Directions for this task:
Return the records, each one exactly as written.

[Data excerpts]
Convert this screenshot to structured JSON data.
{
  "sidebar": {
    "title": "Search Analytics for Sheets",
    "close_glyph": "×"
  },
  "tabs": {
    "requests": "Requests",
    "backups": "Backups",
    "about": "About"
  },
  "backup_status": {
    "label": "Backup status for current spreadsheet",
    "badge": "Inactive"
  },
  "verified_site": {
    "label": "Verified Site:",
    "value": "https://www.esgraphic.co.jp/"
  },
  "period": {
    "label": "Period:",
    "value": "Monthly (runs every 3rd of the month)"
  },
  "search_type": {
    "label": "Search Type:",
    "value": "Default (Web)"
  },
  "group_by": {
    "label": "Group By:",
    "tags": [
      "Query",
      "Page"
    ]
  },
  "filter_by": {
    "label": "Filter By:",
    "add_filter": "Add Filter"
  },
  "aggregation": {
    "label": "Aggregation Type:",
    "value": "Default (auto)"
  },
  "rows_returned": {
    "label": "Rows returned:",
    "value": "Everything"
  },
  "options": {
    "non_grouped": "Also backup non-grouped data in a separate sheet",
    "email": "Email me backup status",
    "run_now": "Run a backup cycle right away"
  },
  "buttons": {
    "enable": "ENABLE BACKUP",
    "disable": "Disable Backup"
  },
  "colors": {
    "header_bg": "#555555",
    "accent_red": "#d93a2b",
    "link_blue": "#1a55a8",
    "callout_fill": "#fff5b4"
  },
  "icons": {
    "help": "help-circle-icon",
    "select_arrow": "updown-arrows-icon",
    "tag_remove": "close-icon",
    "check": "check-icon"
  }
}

Answer below:
Convert this screenshot to structured JSON data.
{
  "sidebar": {
    "title": "Search Analytics for Sheets",
    "close_glyph": "×"
  },
  "tabs": {
    "requests": "Requests",
    "backups": "Backups",
    "about": "About"
  },
  "backup_status": {
    "label": "Backup status for current spreadsheet",
    "badge": "Inactive"
  },
  "verified_site": {
    "label": "Verified Site:",
    "value": "https://www.esgraphic.co.jp/"
  },
  "period": {
    "label": "Period:",
    "value": "Monthly (runs every 3rd of the month)"
  },
  "search_type": {
    "label": "Search Type:",
    "value": "Default (Web)"
  },
  "group_by": {
    "label": "Group By:",
    "tags": [
      "Query",
      "Page"
    ]
  },
  "filter_by": {
    "label": "Filter By:",
    "add_filter": "Add Filter"
  },
  "aggregation": {
    "label": "Aggregation Type:",
    "value": "Default (auto)"
  },
  "rows_returned": {
    "label": "Rows returned:",
    "value": "Everything"
  },
  "options": {
    "non_grouped": "Also backup non-grouped data in a separate sheet",
    "email": "Email me backup status",
    "run_now": "Run a backup cycle right away"
  },
  "buttons": {
    "enable": "ENABLE BACKUP",
    "disable": "Disable Backup"
  },
  "colors": {
    "header_bg": "#555555",
    "accent_red": "#d93a2b",
    "link_blue": "#1a55a8",
    "callout_fill": "#fff5b4"
  },
  "icons": {
    "help": "help-circle-icon",
    "select_arrow": "updown-arrows-icon",
    "tag_remove": "close-icon",
    "check": "check-icon"
  }
}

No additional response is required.